§ **Stated goal**
Render the data from the line containing "For every button, label, input, icon, or" down to the line containing "scan-mark [51, 339, 57, 343]" as a two-column CSV with the headers instruction and output. Put each instruction's text and its answer on one row, each in a single quoted field with line breaks replaced by spaces, and omit the pictures.

§ **Records for the task**

────────────────────────────────────────

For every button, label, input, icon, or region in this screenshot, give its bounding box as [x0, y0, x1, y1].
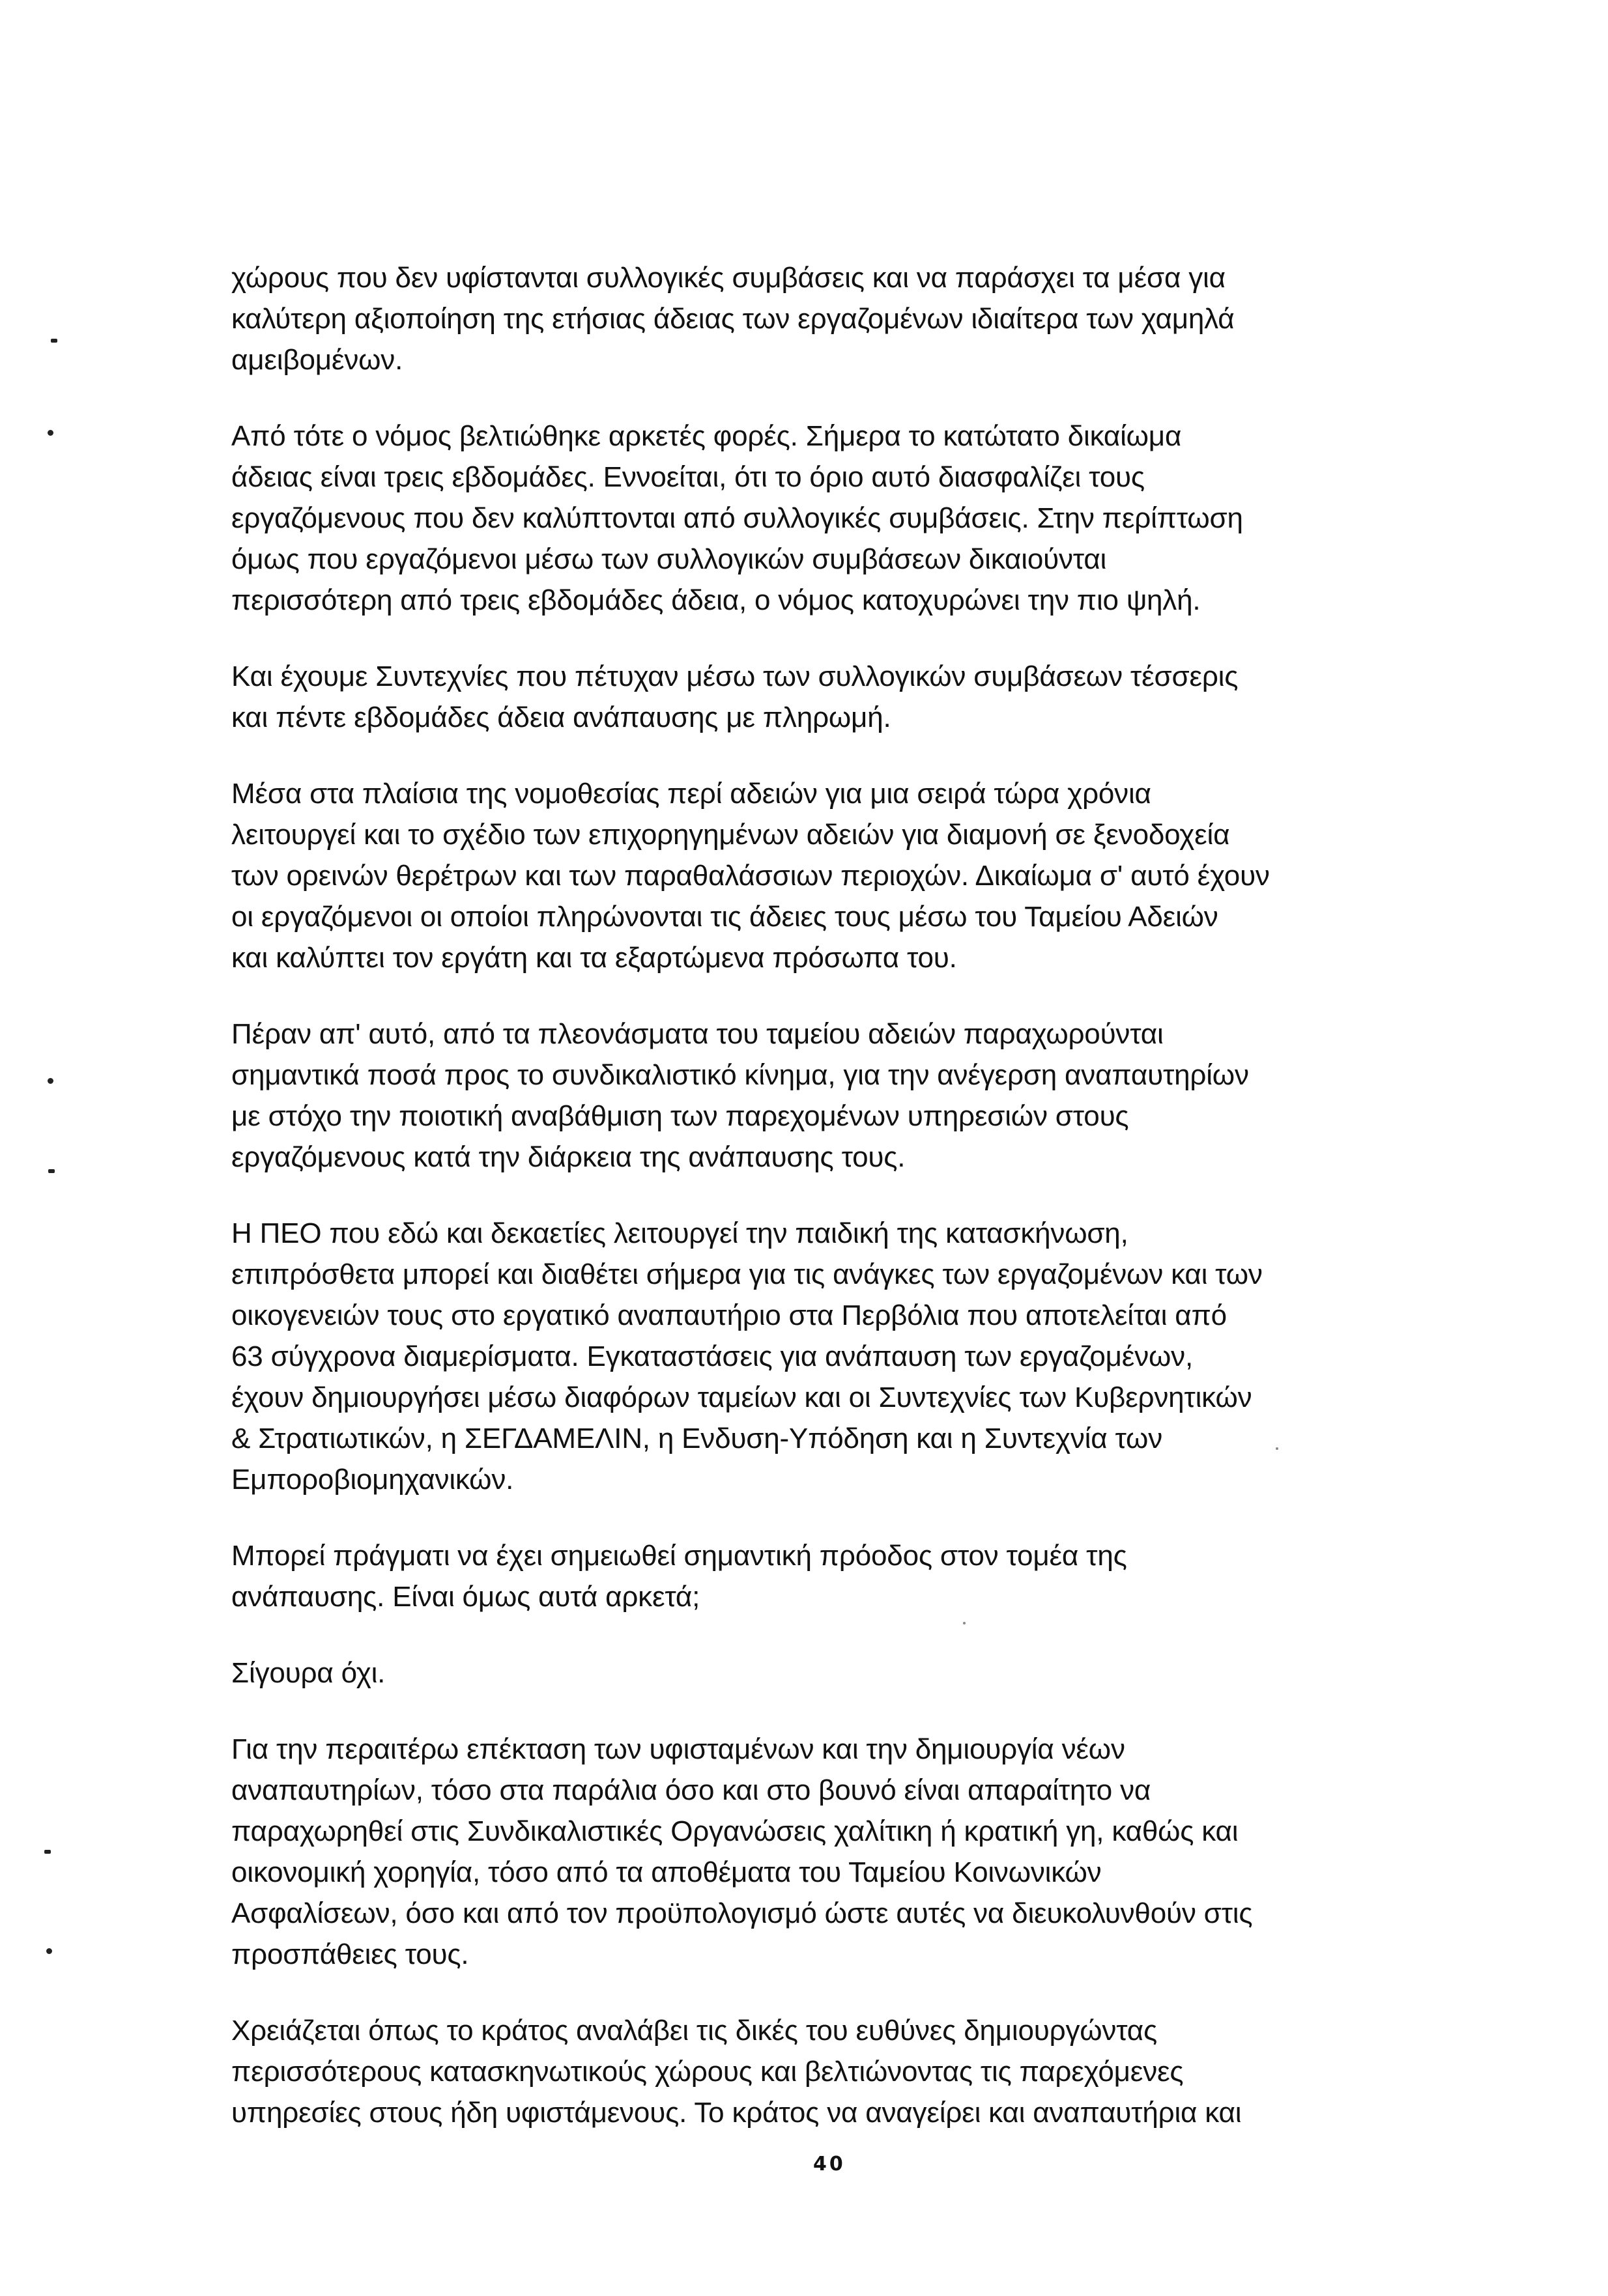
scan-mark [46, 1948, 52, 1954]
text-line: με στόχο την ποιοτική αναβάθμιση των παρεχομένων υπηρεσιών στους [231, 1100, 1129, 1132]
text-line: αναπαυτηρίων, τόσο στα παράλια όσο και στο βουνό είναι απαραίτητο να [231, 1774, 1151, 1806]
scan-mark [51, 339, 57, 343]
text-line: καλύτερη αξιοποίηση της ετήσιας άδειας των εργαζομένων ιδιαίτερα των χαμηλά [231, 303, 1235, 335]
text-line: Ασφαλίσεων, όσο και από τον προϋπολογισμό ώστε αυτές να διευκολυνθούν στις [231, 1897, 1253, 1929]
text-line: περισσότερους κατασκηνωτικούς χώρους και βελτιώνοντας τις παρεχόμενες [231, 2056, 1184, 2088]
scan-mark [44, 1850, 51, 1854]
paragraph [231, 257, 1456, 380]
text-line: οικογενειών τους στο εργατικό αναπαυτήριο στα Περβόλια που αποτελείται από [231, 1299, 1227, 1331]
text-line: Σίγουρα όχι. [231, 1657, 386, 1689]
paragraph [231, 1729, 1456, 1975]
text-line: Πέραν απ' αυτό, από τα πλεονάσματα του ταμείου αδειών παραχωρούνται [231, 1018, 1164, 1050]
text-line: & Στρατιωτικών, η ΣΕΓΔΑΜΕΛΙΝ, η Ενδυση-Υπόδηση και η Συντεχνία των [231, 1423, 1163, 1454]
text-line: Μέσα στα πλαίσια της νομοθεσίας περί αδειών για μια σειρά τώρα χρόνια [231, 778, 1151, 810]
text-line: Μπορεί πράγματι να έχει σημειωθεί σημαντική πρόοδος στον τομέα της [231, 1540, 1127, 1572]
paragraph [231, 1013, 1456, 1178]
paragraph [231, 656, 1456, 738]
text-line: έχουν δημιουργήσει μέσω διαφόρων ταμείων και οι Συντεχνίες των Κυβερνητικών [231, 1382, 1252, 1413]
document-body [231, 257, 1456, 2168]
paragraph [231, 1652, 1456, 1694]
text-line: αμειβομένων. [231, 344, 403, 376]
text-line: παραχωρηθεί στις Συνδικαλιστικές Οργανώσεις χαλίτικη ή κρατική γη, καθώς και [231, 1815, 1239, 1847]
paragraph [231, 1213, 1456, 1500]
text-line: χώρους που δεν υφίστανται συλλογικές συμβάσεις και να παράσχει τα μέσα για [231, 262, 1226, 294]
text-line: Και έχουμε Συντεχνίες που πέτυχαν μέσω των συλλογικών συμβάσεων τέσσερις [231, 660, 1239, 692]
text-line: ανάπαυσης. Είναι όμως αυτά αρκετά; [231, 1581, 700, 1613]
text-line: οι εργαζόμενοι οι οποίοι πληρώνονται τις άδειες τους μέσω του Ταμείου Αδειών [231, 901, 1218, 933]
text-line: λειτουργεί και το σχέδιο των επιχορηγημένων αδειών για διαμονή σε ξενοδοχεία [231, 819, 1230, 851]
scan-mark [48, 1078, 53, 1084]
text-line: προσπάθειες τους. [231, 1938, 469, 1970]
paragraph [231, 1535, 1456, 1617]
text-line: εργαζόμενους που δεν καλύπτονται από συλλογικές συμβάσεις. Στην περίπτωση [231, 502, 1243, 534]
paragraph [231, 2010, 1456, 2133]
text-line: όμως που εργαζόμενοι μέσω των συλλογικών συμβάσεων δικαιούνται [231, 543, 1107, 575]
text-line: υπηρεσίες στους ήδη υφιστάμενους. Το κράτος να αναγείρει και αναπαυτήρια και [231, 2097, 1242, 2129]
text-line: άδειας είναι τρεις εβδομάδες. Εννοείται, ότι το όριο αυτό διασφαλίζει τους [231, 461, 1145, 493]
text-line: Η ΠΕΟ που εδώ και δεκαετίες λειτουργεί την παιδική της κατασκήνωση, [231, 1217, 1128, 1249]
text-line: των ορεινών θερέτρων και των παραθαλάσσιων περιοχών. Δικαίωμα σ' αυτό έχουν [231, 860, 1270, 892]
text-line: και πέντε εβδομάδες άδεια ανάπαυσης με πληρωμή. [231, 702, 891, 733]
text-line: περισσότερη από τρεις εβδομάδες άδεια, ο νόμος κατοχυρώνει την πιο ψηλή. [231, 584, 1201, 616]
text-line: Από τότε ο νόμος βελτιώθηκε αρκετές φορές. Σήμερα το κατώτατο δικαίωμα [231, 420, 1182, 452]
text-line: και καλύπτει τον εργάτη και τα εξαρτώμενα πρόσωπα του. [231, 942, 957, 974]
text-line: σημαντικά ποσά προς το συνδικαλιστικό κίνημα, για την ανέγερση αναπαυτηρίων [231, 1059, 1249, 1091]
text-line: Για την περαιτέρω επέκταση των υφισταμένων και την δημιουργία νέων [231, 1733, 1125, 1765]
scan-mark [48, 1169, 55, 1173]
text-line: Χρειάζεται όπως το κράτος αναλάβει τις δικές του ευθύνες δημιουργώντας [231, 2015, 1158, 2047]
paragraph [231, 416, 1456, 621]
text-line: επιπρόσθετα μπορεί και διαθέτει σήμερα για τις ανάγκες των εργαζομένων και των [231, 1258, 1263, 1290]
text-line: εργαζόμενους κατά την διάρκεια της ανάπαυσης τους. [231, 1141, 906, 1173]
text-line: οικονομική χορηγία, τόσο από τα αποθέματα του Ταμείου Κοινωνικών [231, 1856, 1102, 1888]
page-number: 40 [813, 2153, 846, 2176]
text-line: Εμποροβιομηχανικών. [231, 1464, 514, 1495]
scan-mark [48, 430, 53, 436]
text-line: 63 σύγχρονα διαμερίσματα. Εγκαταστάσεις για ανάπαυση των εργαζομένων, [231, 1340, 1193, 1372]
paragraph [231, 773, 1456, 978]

────────────────────────────────────────

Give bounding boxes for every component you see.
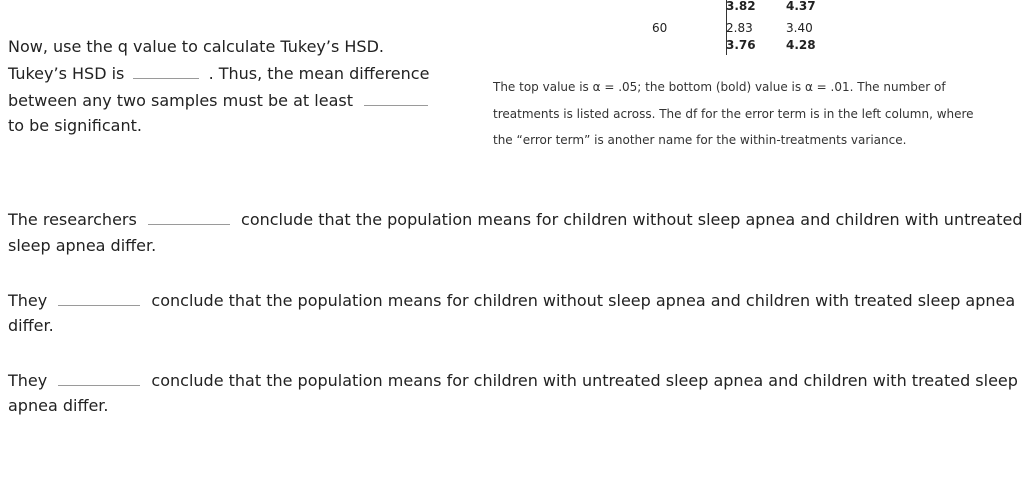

────────────────────────────────────────

§ **Correct answer**
instruction,output
"For every button, label, input, icon, or region in this screenshot, give its bounding box as [x0, y0, x1, y1].","scan-mark [46, 1948, 52, 1954] text-line: με στόχο την ποιοτική αναβάθμιση των παρεχομένων υπηρεσιών στους [231, 1100, 1129, 1132] text-line: αναπαυτηρίων, τόσο στα παράλια όσο και στο βουνό είναι απαραίτητο να [231, 1774, 1151, 1806] scan-mark [51, 339, 57, 343]"